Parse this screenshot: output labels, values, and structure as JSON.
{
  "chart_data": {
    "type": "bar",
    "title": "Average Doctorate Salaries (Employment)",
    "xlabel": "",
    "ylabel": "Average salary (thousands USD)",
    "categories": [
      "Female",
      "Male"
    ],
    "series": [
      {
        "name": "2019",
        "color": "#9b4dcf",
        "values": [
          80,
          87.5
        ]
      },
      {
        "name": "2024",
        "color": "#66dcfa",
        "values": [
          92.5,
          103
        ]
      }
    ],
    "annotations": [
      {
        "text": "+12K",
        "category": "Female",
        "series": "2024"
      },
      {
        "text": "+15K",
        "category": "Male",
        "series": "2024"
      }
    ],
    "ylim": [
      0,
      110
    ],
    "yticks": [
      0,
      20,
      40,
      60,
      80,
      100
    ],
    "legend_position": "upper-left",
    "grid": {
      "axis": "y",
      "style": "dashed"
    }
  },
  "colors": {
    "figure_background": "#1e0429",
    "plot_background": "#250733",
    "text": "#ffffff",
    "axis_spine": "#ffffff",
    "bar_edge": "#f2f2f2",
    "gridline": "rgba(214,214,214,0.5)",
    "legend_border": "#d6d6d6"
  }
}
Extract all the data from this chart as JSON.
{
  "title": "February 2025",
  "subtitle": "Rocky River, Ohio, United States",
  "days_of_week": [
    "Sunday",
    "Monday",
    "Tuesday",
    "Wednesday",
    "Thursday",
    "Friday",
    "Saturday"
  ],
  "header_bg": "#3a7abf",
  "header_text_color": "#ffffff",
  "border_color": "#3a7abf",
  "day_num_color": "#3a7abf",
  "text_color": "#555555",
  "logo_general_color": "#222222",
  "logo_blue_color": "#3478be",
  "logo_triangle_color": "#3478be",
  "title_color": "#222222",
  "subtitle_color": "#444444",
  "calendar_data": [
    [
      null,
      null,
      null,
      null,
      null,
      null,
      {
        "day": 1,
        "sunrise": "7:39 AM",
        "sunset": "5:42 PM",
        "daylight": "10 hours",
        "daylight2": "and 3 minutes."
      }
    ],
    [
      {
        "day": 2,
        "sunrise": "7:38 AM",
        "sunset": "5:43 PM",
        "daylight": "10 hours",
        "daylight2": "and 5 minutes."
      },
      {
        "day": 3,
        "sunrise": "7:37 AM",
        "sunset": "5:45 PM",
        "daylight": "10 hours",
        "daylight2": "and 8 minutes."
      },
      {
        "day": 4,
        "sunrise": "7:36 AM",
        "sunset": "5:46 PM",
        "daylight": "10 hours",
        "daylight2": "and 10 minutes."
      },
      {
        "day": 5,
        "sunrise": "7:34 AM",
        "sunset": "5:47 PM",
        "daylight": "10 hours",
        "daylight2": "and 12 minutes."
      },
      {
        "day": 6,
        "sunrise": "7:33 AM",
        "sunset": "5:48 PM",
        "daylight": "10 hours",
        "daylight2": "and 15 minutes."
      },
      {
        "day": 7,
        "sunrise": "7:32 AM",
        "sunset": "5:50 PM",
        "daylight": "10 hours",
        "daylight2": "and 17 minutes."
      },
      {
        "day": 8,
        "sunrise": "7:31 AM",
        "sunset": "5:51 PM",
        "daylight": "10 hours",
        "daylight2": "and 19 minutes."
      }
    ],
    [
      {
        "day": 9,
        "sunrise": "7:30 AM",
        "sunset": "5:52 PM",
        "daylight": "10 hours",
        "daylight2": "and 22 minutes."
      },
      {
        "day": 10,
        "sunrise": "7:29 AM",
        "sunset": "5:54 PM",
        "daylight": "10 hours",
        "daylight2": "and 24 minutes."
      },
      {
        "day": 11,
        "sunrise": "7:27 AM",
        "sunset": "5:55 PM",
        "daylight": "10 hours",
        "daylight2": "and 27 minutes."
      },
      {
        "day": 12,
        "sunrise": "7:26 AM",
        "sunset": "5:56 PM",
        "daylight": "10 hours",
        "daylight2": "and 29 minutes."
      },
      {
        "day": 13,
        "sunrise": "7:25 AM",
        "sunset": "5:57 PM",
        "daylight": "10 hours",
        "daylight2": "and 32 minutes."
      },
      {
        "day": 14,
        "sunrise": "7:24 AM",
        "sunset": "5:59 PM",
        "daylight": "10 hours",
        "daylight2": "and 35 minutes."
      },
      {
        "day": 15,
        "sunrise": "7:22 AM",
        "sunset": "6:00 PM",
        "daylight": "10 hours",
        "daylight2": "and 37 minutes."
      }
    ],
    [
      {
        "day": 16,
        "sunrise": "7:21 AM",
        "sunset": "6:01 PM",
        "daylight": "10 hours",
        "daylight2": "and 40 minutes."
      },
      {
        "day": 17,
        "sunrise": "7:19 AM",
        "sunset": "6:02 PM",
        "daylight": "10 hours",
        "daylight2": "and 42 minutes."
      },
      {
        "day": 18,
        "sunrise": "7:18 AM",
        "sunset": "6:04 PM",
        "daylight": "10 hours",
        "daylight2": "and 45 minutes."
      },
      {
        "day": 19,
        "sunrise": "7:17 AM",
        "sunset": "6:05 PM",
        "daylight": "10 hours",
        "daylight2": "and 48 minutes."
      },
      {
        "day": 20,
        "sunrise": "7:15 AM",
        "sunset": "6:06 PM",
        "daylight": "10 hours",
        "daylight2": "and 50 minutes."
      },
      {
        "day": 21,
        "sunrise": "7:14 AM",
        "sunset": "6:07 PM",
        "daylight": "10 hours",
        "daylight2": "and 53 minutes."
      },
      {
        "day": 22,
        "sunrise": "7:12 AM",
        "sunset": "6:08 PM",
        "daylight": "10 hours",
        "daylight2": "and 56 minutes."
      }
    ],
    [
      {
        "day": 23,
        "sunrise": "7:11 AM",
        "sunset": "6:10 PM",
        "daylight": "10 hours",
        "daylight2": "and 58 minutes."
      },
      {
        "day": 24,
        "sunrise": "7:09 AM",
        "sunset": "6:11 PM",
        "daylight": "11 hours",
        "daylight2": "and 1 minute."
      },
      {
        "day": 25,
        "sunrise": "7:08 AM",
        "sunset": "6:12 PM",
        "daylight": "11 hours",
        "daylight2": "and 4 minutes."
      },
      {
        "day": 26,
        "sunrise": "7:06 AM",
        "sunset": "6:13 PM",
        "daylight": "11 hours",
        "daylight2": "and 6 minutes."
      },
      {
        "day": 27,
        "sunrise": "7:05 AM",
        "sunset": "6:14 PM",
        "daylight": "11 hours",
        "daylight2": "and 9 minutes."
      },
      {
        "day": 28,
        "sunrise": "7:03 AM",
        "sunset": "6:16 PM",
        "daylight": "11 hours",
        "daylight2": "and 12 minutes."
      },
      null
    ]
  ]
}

_REQUIREMENTS_
Type the whole listing again, unaltered.

_TASK SOLUTION_
Parse this screenshot: output labels, values, and structure as JSON.
{
  "chart_data": {
    "type": "bar",
    "title": "Average Doctorate Salaries (Employment)",
    "xlabel": "",
    "ylabel": "Average salary (thousands USD)",
    "categories": [
      "Female",
      "Male"
    ],
    "series": [
      {
        "name": "2019",
        "color": "#9b4dcf",
        "values": [
          80,
          87.5
        ]
      },
      {
        "name": "2024",
        "color": "#66dcfa",
        "values": [
          92.5,
          103
        ]
      }
    ],
    "annotations": [
      {
        "text": "+12K",
        "category": "Female",
        "series": "2024"
      },
      {
        "text": "+15K",
        "category": "Male",
        "series": "2024"
      }
    ],
    "ylim": [
      0,
      110
    ],
    "yticks": [
      0,
      20,
      40,
      60,
      80,
      100
    ],
    "legend_position": "upper-left",
    "grid": {
      "axis": "y",
      "style": "dashed"
    }
  },
  "colors": {
    "figure_background": "#1e0429",
    "plot_background": "#250733",
    "text": "#ffffff",
    "axis_spine": "#ffffff",
    "bar_edge": "#f2f2f2",
    "gridline": "rgba(214,214,214,0.5)",
    "legend_border": "#d6d6d6"
  }
}
Extract all the data from this chart as JSON.
{
  "title": "February 2025",
  "subtitle": "Rocky River, Ohio, United States",
  "days_of_week": [
    "Sunday",
    "Monday",
    "Tuesday",
    "Wednesday",
    "Thursday",
    "Friday",
    "Saturday"
  ],
  "header_bg": "#3a7abf",
  "header_text_color": "#ffffff",
  "border_color": "#3a7abf",
  "day_num_color": "#3a7abf",
  "text_color": "#555555",
  "logo_general_color": "#222222",
  "logo_blue_color": "#3478be",
  "logo_triangle_color": "#3478be",
  "title_color": "#222222",
  "subtitle_color": "#444444",
  "calendar_data": [
    [
      null,
      null,
      null,
      null,
      null,
      null,
      {
        "day": 1,
        "sunrise": "7:39 AM",
        "sunset": "5:42 PM",
        "daylight": "10 hours",
        "daylight2": "and 3 minutes."
      }
    ],
    [
      {
        "day": 2,
        "sunrise": "7:38 AM",
        "sunset": "5:43 PM",
        "daylight": "10 hours",
        "daylight2": "and 5 minutes."
      },
      {
        "day": 3,
        "sunrise": "7:37 AM",
        "sunset": "5:45 PM",
        "daylight": "10 hours",
        "daylight2": "and 8 minutes."
      },
      {
        "day": 4,
        "sunrise": "7:36 AM",
        "sunset": "5:46 PM",
        "daylight": "10 hours",
        "daylight2": "and 10 minutes."
      },
      {
        "day": 5,
        "sunrise": "7:34 AM",
        "sunset": "5:47 PM",
        "daylight": "10 hours",
        "daylight2": "and 12 minutes."
      },
      {
        "day": 6,
        "sunrise": "7:33 AM",
        "sunset": "5:48 PM",
        "daylight": "10 hours",
        "daylight2": "and 15 minutes."
      },
      {
        "day": 7,
        "sunrise": "7:32 AM",
        "sunset": "5:50 PM",
        "daylight": "10 hours",
        "daylight2": "and 17 minutes."
      },
      {
        "day": 8,
        "sunrise": "7:31 AM",
        "sunset": "5:51 PM",
        "daylight": "10 hours",
        "daylight2": "and 19 minutes."
      }
    ],
    [
      {
        "day": 9,
        "sunrise": "7:30 AM",
        "sunset": "5:52 PM",
        "daylight": "10 hours",
        "daylight2": "and 22 minutes."
      },
      {
        "day": 10,
        "sunrise": "7:29 AM",
        "sunset": "5:54 PM",
        "daylight": "10 hours",
        "daylight2": "and 24 minutes."
      },
      {
        "day": 11,
        "sunrise": "7:27 AM",
        "sunset": "5:55 PM",
        "daylight": "10 hours",
        "daylight2": "and 27 minutes."
      },
      {
        "day": 12,
        "sunrise": "7:26 AM",
        "sunset": "5:56 PM",
        "daylight": "10 hours",
        "daylight2": "and 29 minutes."
      },
      {
        "day": 13,
        "sunrise": "7:25 AM",
        "sunset": "5:57 PM",
        "daylight": "10 hours",
        "daylight2": "and 32 minutes."
      },
      {
        "day": 14,
        "sunrise": "7:24 AM",
        "sunset": "5:59 PM",
        "daylight": "10 hours",
        "daylight2": "and 35 minutes."
      },
      {
        "day": 15,
        "sunrise": "7:22 AM",
        "sunset": "6:00 PM",
        "daylight": "10 hours",
        "daylight2": "and 37 minutes."
      }
    ],
    [
      {
        "day": 16,
        "sunrise": "7:21 AM",
        "sunset": "6:01 PM",
        "daylight": "10 hours",
        "daylight2": "and 40 minutes."
      },
      {
        "day": 17,
        "sunrise": "7:19 AM",
        "sunset": "6:02 PM",
        "daylight": "10 hours",
        "daylight2": "and 42 minutes."
      },
      {
        "day": 18,
        "sunrise": "7:18 AM",
        "sunset": "6:04 PM",
        "daylight": "10 hours",
        "daylight2": "and 45 minutes."
      },
      {
        "day": 19,
        "sunrise": "7:17 AM",
        "sunset": "6:05 PM",
        "daylight": "10 hours",
        "daylight2": "and 48 minutes."
      },
      {
        "day": 20,
        "sunrise": "7:15 AM",
        "sunset": "6:06 PM",
        "daylight": "10 hours",
        "daylight2": "and 50 minutes."
      },
      {
        "day": 21,
        "sunrise": "7:14 AM",
        "sunset": "6:07 PM",
        "daylight": "10 hours",
        "daylight2": "and 53 minutes."
      },
      {
        "day": 22,
        "sunrise": "7:12 AM",
        "sunset": "6:08 PM",
        "daylight": "10 hours",
        "daylight2": "and 56 minutes."
      }
    ],
    [
      {
        "day": 23,
        "sunrise": "7:11 AM",
        "sunset": "6:10 PM",
        "daylight": "10 hours",
        "daylight2": "and 58 minutes."
      },
      {
        "day": 24,
        "sunrise": "7:09 AM",
        "sunset": "6:11 PM",
        "daylight": "11 hours",
        "daylight2": "and 1 minute."
      },
      {
        "day": 25,
        "sunrise": "7:08 AM",
        "sunset": "6:12 PM",
        "daylight": "11 hours",
        "daylight2": "and 4 minutes."
      },
      {
        "day": 26,
        "sunrise": "7:06 AM",
        "sunset": "6:13 PM",
        "daylight": "11 hours",
        "daylight2": "and 6 minutes."
      },
      {
        "day": 27,
        "sunrise": "7:05 AM",
        "sunset": "6:14 PM",
        "daylight": "11 hours",
        "daylight2": "and 9 minutes."
      },
      {
        "day": 28,
        "sunrise": "7:03 AM",
        "sunset": "6:16 PM",
        "daylight": "11 hours",
        "daylight2": "and 12 minutes."
      },
      null
    ]
  ]
}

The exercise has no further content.